EXERCISE TASK: Locate the word "joined" in the entries below, then gather every line that holds it.
— start of ENTRIES —
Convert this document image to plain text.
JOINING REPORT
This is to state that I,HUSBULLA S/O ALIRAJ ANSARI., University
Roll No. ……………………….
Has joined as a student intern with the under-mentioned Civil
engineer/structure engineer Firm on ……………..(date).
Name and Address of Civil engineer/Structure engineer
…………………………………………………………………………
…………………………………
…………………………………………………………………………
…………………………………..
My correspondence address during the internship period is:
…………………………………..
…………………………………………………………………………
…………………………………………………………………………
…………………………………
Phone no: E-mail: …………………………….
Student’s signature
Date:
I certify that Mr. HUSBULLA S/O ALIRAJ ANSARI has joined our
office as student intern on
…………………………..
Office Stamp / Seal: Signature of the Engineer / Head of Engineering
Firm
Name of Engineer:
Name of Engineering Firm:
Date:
— end of ENTRIES —
PROBLEM SOLUTION:
Has joined as a student intern with the under-mentioned Civil
I certify that Mr. HUSBULLA S/O ALIRAJ ANSARI has joined our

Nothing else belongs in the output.